• [Input rows]:
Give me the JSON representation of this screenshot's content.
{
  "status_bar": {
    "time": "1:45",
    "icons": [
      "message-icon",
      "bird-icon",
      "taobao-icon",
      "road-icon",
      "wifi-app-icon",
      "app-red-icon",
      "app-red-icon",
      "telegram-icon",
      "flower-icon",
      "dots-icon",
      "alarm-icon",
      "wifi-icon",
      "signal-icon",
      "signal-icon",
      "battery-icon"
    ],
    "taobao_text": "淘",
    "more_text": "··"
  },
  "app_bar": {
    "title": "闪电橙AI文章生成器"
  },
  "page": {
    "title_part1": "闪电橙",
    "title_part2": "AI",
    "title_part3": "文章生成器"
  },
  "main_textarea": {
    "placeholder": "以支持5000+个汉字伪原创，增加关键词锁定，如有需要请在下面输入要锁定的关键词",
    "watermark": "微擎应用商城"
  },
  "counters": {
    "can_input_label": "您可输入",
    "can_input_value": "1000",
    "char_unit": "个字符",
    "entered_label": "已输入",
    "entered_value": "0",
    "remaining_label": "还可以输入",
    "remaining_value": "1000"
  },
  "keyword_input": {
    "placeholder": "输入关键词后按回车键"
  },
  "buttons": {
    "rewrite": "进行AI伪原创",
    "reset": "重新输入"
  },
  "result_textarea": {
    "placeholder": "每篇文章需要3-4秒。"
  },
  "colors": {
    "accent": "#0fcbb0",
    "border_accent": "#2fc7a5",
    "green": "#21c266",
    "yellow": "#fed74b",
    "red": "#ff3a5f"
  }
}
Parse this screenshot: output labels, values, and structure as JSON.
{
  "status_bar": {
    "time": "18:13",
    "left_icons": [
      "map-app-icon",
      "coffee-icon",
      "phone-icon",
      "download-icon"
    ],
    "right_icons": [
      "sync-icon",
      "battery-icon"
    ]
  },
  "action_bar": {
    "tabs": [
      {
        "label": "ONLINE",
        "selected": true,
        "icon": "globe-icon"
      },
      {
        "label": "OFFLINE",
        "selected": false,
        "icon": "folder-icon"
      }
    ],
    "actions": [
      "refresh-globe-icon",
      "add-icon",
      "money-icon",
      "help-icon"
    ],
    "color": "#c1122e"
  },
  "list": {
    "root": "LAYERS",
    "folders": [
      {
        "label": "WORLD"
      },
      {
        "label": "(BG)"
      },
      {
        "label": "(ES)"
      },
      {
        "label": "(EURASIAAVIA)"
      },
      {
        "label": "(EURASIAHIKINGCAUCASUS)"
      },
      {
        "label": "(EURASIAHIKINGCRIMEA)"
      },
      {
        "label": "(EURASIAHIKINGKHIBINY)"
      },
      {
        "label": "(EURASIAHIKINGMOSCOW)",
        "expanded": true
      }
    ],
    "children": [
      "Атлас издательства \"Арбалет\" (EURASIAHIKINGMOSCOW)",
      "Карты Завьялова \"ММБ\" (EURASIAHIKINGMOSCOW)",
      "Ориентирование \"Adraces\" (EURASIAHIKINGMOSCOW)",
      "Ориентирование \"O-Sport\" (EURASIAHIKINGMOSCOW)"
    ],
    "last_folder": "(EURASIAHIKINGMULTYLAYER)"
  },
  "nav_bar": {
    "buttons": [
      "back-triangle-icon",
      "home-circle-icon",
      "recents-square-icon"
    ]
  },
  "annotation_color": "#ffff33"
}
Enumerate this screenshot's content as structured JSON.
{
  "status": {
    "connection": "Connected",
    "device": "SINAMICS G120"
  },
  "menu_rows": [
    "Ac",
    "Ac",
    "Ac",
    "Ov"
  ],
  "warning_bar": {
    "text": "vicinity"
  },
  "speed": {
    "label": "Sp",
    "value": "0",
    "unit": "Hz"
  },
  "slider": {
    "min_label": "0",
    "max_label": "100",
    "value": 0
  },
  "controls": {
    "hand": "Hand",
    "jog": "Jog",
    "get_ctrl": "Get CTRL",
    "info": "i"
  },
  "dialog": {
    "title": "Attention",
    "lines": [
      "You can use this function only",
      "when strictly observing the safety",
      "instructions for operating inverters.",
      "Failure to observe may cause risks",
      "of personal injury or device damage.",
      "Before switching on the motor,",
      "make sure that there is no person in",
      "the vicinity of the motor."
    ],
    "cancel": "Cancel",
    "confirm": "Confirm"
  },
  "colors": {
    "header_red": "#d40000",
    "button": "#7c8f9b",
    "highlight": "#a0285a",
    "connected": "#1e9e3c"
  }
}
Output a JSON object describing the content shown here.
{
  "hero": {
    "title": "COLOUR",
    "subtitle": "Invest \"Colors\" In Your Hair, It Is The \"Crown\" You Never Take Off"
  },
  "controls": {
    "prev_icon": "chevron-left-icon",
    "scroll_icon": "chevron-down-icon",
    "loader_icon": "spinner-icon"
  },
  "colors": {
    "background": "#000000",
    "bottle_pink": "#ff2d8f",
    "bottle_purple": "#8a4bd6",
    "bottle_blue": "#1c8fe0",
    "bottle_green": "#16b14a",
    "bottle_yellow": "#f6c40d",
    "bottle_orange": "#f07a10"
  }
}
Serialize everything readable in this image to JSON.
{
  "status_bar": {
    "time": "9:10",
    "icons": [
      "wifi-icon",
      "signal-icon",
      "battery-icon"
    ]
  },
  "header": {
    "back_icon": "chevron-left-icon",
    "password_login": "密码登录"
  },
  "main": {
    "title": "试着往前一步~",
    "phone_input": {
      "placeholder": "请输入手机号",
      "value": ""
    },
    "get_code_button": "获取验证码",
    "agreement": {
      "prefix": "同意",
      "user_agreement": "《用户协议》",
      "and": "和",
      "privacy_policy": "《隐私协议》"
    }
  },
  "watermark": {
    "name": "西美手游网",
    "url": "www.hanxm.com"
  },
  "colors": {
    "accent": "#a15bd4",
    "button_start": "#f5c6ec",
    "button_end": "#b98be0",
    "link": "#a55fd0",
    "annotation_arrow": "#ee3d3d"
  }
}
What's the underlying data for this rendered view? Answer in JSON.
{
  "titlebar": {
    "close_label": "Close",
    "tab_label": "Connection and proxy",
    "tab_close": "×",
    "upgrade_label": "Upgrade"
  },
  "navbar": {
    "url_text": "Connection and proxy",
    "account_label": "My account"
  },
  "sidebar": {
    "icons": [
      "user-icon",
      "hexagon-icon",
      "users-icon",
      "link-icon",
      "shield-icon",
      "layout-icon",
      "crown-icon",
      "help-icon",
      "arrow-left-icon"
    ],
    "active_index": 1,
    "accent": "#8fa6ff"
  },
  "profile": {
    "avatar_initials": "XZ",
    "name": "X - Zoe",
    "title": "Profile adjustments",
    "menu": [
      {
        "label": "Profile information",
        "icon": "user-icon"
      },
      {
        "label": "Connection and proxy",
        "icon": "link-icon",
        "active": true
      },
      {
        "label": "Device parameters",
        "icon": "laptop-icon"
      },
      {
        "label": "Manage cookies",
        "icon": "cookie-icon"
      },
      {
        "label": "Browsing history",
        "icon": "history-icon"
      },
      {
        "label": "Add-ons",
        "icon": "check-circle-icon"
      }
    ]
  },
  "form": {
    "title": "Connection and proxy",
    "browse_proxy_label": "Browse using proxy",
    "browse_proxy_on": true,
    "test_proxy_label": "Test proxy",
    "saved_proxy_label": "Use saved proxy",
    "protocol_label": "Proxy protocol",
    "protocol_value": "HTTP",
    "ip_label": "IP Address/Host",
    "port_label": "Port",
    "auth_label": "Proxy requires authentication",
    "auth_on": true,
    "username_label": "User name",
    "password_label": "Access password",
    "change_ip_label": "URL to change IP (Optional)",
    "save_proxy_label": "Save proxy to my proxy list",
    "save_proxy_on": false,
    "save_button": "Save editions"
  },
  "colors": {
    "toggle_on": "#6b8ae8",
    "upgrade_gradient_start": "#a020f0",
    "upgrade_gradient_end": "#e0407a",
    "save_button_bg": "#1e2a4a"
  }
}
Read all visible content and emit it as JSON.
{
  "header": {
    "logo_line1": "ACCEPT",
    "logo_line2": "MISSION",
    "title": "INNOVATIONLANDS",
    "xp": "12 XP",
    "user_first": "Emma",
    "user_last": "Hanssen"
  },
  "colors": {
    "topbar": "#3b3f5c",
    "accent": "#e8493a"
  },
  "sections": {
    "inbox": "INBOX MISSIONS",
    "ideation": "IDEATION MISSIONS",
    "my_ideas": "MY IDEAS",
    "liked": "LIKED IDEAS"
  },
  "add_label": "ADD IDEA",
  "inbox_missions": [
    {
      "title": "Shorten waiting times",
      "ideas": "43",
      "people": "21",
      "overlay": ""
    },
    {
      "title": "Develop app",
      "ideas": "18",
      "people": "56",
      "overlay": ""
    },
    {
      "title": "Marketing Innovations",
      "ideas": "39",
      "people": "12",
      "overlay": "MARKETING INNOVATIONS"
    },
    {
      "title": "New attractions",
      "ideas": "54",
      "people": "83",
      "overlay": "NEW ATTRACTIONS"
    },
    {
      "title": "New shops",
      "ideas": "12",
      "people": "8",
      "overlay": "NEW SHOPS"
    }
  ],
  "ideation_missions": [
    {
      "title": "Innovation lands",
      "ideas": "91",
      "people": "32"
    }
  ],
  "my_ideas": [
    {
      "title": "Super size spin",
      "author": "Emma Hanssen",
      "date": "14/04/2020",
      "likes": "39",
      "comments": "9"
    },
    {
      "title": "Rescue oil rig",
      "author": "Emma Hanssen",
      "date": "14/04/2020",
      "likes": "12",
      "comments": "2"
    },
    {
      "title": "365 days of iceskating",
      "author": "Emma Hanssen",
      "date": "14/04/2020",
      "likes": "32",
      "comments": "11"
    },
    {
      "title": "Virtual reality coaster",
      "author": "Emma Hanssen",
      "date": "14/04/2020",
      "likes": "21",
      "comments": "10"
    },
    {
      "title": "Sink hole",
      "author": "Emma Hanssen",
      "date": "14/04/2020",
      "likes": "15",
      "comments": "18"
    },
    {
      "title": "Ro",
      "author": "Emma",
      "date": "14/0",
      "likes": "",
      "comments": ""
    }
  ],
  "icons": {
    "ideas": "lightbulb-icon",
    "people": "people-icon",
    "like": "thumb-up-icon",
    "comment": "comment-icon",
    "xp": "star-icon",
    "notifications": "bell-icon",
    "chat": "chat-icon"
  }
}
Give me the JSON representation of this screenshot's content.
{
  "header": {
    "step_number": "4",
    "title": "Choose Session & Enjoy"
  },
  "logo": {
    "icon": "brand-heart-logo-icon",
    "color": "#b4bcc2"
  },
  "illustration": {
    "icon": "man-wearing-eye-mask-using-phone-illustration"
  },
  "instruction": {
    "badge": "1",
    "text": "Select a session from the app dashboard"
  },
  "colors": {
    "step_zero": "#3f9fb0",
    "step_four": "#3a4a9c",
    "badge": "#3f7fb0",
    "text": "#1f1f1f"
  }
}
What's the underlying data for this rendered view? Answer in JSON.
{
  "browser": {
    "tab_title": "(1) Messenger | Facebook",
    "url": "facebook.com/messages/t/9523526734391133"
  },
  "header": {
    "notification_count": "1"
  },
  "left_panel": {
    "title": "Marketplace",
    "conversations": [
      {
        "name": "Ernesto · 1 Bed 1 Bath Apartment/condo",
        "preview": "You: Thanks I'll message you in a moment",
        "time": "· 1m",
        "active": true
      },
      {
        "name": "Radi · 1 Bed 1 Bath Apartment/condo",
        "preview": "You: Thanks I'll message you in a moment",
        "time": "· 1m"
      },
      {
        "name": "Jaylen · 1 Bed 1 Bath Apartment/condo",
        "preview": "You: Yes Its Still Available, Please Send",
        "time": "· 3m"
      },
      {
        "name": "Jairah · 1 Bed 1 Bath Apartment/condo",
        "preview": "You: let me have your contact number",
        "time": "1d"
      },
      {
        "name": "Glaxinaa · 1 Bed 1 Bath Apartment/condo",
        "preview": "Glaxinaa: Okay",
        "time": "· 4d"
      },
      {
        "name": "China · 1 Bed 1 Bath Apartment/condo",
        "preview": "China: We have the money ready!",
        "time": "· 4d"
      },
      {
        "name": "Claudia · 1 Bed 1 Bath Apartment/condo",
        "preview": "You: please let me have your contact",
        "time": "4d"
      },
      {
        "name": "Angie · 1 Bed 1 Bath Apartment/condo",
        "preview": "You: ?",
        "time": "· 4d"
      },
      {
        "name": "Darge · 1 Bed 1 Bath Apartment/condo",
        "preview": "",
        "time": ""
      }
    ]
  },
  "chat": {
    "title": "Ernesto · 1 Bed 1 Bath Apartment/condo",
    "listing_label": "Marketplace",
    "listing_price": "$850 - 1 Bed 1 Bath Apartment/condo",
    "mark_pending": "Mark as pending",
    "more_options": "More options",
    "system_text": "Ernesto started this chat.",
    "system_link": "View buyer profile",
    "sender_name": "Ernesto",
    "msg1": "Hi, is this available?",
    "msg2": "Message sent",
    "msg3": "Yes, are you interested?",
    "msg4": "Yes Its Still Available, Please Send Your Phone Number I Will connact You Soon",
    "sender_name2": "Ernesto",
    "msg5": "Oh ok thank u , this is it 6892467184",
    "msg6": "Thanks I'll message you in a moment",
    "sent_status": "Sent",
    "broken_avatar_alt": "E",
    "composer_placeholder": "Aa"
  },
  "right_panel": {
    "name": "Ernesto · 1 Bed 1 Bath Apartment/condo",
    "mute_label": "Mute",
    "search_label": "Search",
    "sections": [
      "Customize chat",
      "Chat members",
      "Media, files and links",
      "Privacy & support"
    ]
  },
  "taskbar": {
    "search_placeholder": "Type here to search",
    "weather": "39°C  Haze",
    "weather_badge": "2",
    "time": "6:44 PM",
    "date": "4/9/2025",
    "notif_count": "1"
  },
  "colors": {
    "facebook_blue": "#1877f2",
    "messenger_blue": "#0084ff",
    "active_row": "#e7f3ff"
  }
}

• [Job]: Search the records above for the string "Still". Copy every line that contains it.

• [Final result]:
        "preview": "You: Yes Its Still Available, Please Send",
    "msg4": "Yes Its Still Available, Please Send Your Phone Number I Will connact You Soon",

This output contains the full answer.